Copy out the lines of the entries below, from the line containing "bar <box>292 75 376 328</box>" up to and including the line containing "bar <box>211 101 295 328</box>", keeping each one unchanged.

(Excerpt from a dataset)
%%

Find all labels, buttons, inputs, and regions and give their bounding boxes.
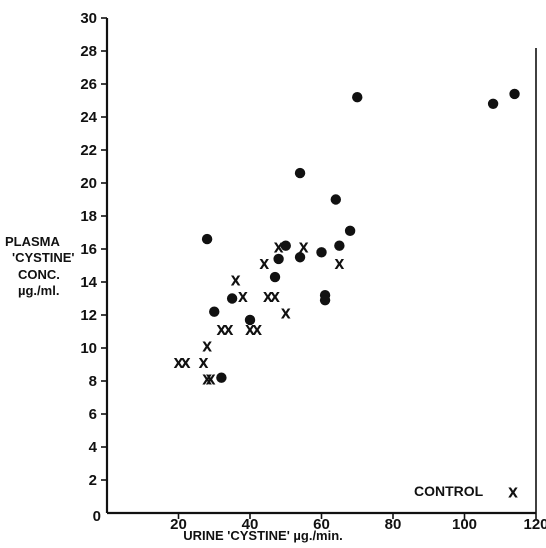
control-point: X: [245, 324, 255, 339]
legend-x-marker: X: [508, 487, 518, 502]
control-point: X: [199, 357, 209, 372]
patient-point: [344, 225, 356, 237]
y-tick-label: 2: [89, 472, 97, 489]
x-tick-label: 120: [523, 516, 546, 533]
patient-point: [509, 88, 520, 100]
control-point: X: [206, 374, 216, 389]
x-axis-label: URINE 'CYSTINE' µg./min.: [183, 528, 343, 543]
control-point: X: [270, 291, 280, 306]
patient-point: [316, 247, 327, 258]
y-axis-label-line-4: µg./ml.: [18, 283, 59, 298]
patient-point: [226, 293, 238, 304]
control-point: X: [231, 275, 241, 290]
patient-point: [352, 92, 363, 103]
y-tick-label: 22: [80, 142, 97, 159]
y-tick-label: 24: [80, 109, 97, 126]
control-point: X: [173, 357, 183, 372]
y-tick-label: 20: [80, 175, 97, 192]
control-point: X: [263, 291, 273, 306]
y-tick-label: 26: [80, 76, 97, 93]
control-point: X: [202, 374, 212, 389]
control-point: X: [299, 242, 309, 257]
y-axis-label: PLASMA 'CYSTINE' CONC. µg./ml.: [5, 234, 75, 298]
y-tick-label: 6: [89, 406, 97, 423]
x-tick-label: 20: [170, 516, 187, 533]
patient-point: [244, 314, 256, 326]
control-point: X: [216, 324, 226, 339]
y-tick-label: 28: [80, 43, 97, 60]
patient-point: [330, 194, 341, 205]
y-tick-label: 14: [80, 274, 97, 291]
axis-origin-label: 0: [93, 508, 101, 525]
control-point: X: [274, 242, 284, 257]
y-tick-label: 30: [80, 10, 97, 27]
patient-point: [269, 271, 281, 283]
y-axis-label-line-1: PLASMA: [5, 234, 61, 249]
control-point: X: [259, 258, 269, 273]
control-point: X: [252, 324, 262, 339]
y-tick-label: 8: [89, 373, 97, 390]
control-point: X: [202, 341, 212, 356]
x-tick-label: 40: [242, 516, 259, 533]
x-tick-label: 100: [452, 516, 477, 533]
y-tick-label: 16: [80, 241, 97, 258]
control-point: X: [238, 291, 248, 306]
patient-point: [487, 98, 499, 110]
patient-point: [209, 306, 220, 317]
control-point: X: [281, 308, 291, 323]
patient-point: [334, 240, 345, 251]
control-point: X: [334, 258, 344, 273]
y-tick-label: 18: [80, 208, 97, 225]
patient-point: [273, 253, 284, 265]
control-point: X: [181, 357, 191, 372]
x-tick-label: 60: [313, 516, 330, 533]
x-tick-label: 80: [385, 516, 402, 533]
y-tick-label: 12: [80, 307, 97, 324]
y-tick-label: 10: [80, 340, 97, 357]
y-tick-label: 4: [89, 439, 98, 456]
patient-point: [201, 233, 213, 245]
control-point: X: [224, 324, 234, 339]
patient-point: [280, 240, 291, 251]
legend-label: CONTROL: [414, 483, 484, 499]
patient-point: [216, 372, 227, 383]
y-axis-label-line-3: CONC.: [18, 267, 60, 282]
patient-point: [294, 167, 306, 179]
patient-point: [319, 294, 331, 306]
y-axis-label-line-2: 'CYSTINE': [12, 250, 75, 265]
patient-point: [294, 252, 306, 263]
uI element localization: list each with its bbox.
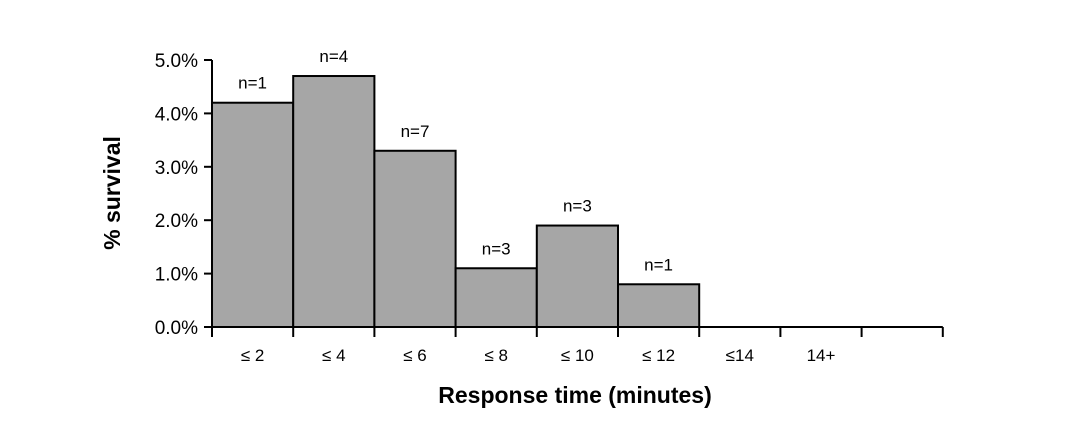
bar <box>292 75 376 328</box>
data-label: n=1 <box>238 74 267 93</box>
y-tick-label: 3.0% <box>155 158 198 179</box>
y-axis-title: % survival <box>99 136 125 250</box>
x-tick-label: ≤ 8 <box>484 346 508 365</box>
y-tick-label: 0.0% <box>155 318 198 339</box>
bar <box>211 101 295 328</box>
bars-layer <box>211 75 701 329</box>
y-tick-label: 5.0% <box>155 51 198 72</box>
data-label: n=3 <box>563 197 592 216</box>
axes-layer <box>204 59 944 337</box>
x-tick-label: 14+ <box>807 346 836 365</box>
bar <box>617 283 701 328</box>
x-tick-label: ≤ 4 <box>322 346 346 365</box>
bar <box>535 224 619 328</box>
y-tick-label: 4.0% <box>155 104 198 125</box>
x-tick-label: ≤ 2 <box>241 346 265 365</box>
data-label: n=1 <box>644 255 673 274</box>
y-tick-label: 1.0% <box>155 265 198 286</box>
data-label: n=7 <box>401 122 430 141</box>
labels-layer: 0.0% 1.0% 2.0% 3.0% 4.0% 5.0% ≤ 2 ≤ 4 ≤ 6 ≤ 8 ≤ 10… <box>155 47 836 365</box>
y-tick-label: 2.0% <box>155 211 198 232</box>
bar <box>373 149 457 328</box>
x-tick-label: ≤ 12 <box>642 346 675 365</box>
data-label: n=3 <box>482 239 511 258</box>
bar <box>454 267 538 329</box>
x-axis-title: Response time (minutes) <box>438 382 712 408</box>
data-label: n=4 <box>319 47 348 66</box>
x-tick-label: ≤ 10 <box>561 346 594 365</box>
x-tick-label: ≤14 <box>726 346 754 365</box>
x-tick-label: ≤ 6 <box>403 346 427 365</box>
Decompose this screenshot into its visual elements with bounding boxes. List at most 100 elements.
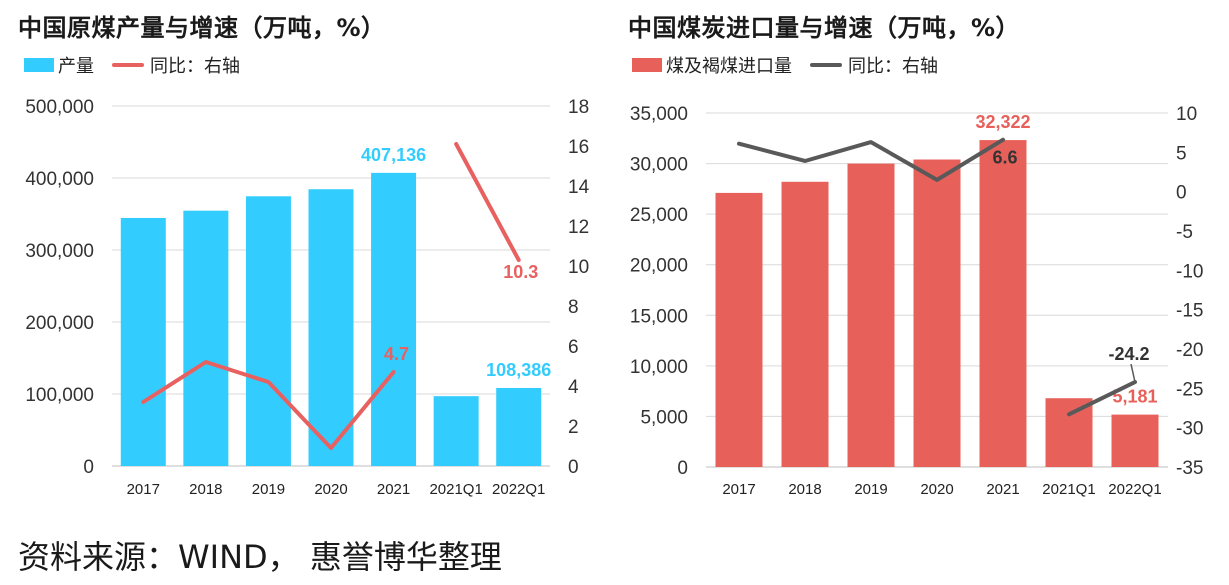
chart1-y-right-tick: 16 xyxy=(568,137,589,158)
chart1-y-left-tick: 0 xyxy=(83,457,94,478)
chart2-legend-line-swatch xyxy=(810,63,842,67)
chart1-legend-line-label: 同比：右轴 xyxy=(150,56,240,77)
chart1-bar xyxy=(371,172,417,466)
chart2-legend-bar-label: 煤及褐煤进口量 xyxy=(666,56,792,77)
chart1-bar xyxy=(245,196,291,466)
chart2-y-right-tick: -30 xyxy=(1176,419,1203,440)
chart1-x-tick: 2021Q1 xyxy=(429,481,482,498)
chart1-title: 中国原煤产量与增速（万吨，%） xyxy=(18,14,386,42)
chart1-bar xyxy=(120,217,166,466)
chart2-y-left-tick: 35,000 xyxy=(630,104,688,125)
chart1-y-right-tick: 0 xyxy=(568,457,579,478)
chart2-y-left-tick: 20,000 xyxy=(630,256,688,277)
chart1-bar xyxy=(308,189,354,466)
chart2-y-left-tick: 10,000 xyxy=(630,357,688,378)
chart2-x-tick: 2022Q1 xyxy=(1108,481,1161,498)
chart2-x-tick: 2021 xyxy=(986,481,1019,498)
chart2-line-value-label: 6.6 xyxy=(992,148,1017,168)
chart1-line-point xyxy=(393,371,395,373)
chart2-y-right-tick: -25 xyxy=(1176,379,1203,400)
chart1-y-right-tick: 18 xyxy=(568,97,589,118)
chart1-x-tick: 2017 xyxy=(127,481,160,498)
chart1-line-value-label: 4.7 xyxy=(384,344,409,364)
chart2-line-point xyxy=(936,179,938,181)
chart2-line-series xyxy=(1067,380,1137,417)
chart2-x-tick: 2018 xyxy=(788,481,821,498)
chart1-bar-value-label: 108,386 xyxy=(486,360,551,380)
chart2-line-point xyxy=(738,143,740,145)
chart1-legend-bar-label: 产量 xyxy=(58,56,94,77)
chart2-line-point xyxy=(870,141,872,143)
chart1-y-left-tick: 100,000 xyxy=(25,385,94,406)
chart1-line-series xyxy=(454,142,521,262)
chart2-y-left-tick: 5,000 xyxy=(640,407,688,428)
chart2-bar-value-label: 32,322 xyxy=(975,112,1030,132)
chart2-x-tick: 2020 xyxy=(920,481,953,498)
chart1-y-left-tick: 500,000 xyxy=(25,97,94,118)
chart2-y-right-tick: -10 xyxy=(1176,261,1203,282)
chart1-y-right-tick: 10 xyxy=(568,257,589,278)
chart1-y-right-tick: 6 xyxy=(568,337,579,358)
chart2-x-tick: 2021Q1 xyxy=(1042,481,1095,498)
chart2-x-tick: 2019 xyxy=(854,481,887,498)
chart1-y-right-tick: 4 xyxy=(568,377,579,398)
chart2-y-left-tick: 25,000 xyxy=(630,205,688,226)
chart1-line-point xyxy=(142,401,144,403)
chart1-x-tick: 2019 xyxy=(252,481,285,498)
chart2-bar xyxy=(979,140,1027,467)
chart1-y-right-tick: 2 xyxy=(568,417,579,438)
chart1-bar xyxy=(183,210,229,466)
chart2-y-right-tick: -35 xyxy=(1176,458,1203,479)
chart2-bar xyxy=(1111,414,1159,467)
chart1-line-point xyxy=(455,143,457,145)
chart2-plot: 0 5,000 10,000 15,000 20,000 25,000 30,000 35,0… xyxy=(630,104,1204,498)
chart2-y-left-tick: 30,000 xyxy=(630,155,688,176)
chart2-y-right-tick: -20 xyxy=(1176,340,1203,361)
chart1-line-point xyxy=(330,447,332,449)
chart2-bar xyxy=(1045,398,1093,467)
chart1-y-left-tick: 200,000 xyxy=(25,313,94,334)
chart1-line-point xyxy=(267,381,269,383)
chart1-x-tick: 2022Q1 xyxy=(492,481,545,498)
chart2-line-point xyxy=(1002,139,1004,141)
chart2-bar xyxy=(781,181,829,467)
chart1-plot: 0 100,000 200,000 300,000 400,000 500,000 0 2 4 6… xyxy=(25,97,590,498)
chart1-line-point xyxy=(205,361,207,363)
chart1-x-tick: 2018 xyxy=(189,481,222,498)
chart2-bar-value-label: 5,181 xyxy=(1112,387,1157,407)
source-footer: 资料来源：WIND， 惠誉博华整理 xyxy=(18,538,502,576)
chart1-line-value-label: 10.3 xyxy=(503,262,538,282)
chart2-y-left-tick: 0 xyxy=(677,458,688,479)
chart2-y-right-tick: -15 xyxy=(1176,301,1203,322)
chart2-y-right-tick: -5 xyxy=(1176,222,1193,243)
chart2-bar xyxy=(847,163,895,468)
chart1-legend-bar-swatch xyxy=(24,58,54,72)
chart2-legend: 煤及褐煤进口量 同比：右轴 xyxy=(632,52,942,78)
chart1-legend: 产量 同比：右轴 xyxy=(24,52,244,78)
chart2-line-point xyxy=(1068,413,1070,415)
chart1-y-right-tick: 12 xyxy=(568,217,589,238)
chart2-y-right-tick: 5 xyxy=(1176,143,1187,164)
chart1-y-right-tick: 8 xyxy=(568,297,579,318)
chart1-legend-line-swatch xyxy=(112,63,144,67)
chart2-line-point xyxy=(804,160,806,162)
chart2-legend-bar-swatch xyxy=(632,58,662,72)
chart1-y-left-tick: 300,000 xyxy=(25,241,94,262)
chart1-bar xyxy=(496,387,542,466)
chart2-y-left-tick: 15,000 xyxy=(630,306,688,327)
chart1-bar-value-label: 407,136 xyxy=(361,145,426,165)
chart2-label-leader-line xyxy=(1130,363,1136,383)
chart2-line-value-label: -24.2 xyxy=(1108,344,1149,364)
chart2-y-right-tick: 0 xyxy=(1176,183,1187,204)
chart2-x-tick: 2017 xyxy=(722,481,755,498)
chart2-y-right-tick: 10 xyxy=(1176,104,1197,125)
chart2-legend-line-label: 同比：右轴 xyxy=(848,56,938,77)
chart2-bar xyxy=(715,192,763,467)
chart1-x-tick: 2021 xyxy=(377,481,410,498)
chart1-bar xyxy=(433,396,479,466)
chart1-x-tick: 2020 xyxy=(314,481,347,498)
chart1-line-point xyxy=(518,259,520,261)
chart1-y-right-tick: 14 xyxy=(568,177,590,198)
chart2-bar xyxy=(913,159,961,468)
chart1-y-left-tick: 400,000 xyxy=(25,169,94,190)
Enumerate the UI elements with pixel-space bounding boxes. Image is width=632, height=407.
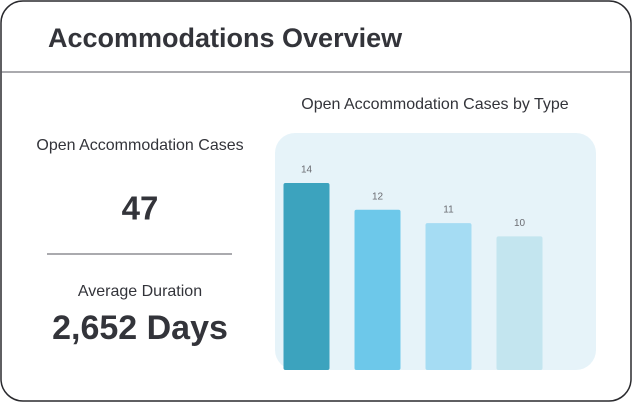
bar	[354, 209, 401, 370]
stat-value: 2,652 Days	[52, 309, 228, 347]
value-label: 10	[514, 218, 526, 229]
bar	[283, 183, 330, 370]
stat-label: Open Accommodation Cases	[36, 137, 244, 154]
value-label: 14	[301, 165, 313, 176]
chart-title: Open Accommodation Cases by Type	[301, 96, 569, 113]
stat-value: 47	[122, 190, 159, 227]
bar	[496, 236, 543, 370]
value-label: 12	[372, 191, 384, 202]
bar	[425, 223, 472, 370]
stat-label: Average Duration	[78, 283, 202, 300]
stat-label-wrap: Open Accommodation Cases	[36, 137, 244, 154]
value-label: 11	[443, 205, 454, 216]
card-title: Accommodations Overview	[48, 23, 403, 53]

%%

Solution to this problem:
bar <box>292 75 376 328</box>
data-label: n=1 <box>238 74 267 93</box>
y-tick-label: 3.0% <box>155 158 198 179</box>
y-axis-title: % survival <box>99 136 125 250</box>
x-tick-label: ≤ 8 <box>484 346 508 365</box>
y-tick-label: 0.0% <box>155 318 198 339</box>
bar <box>211 101 295 328</box>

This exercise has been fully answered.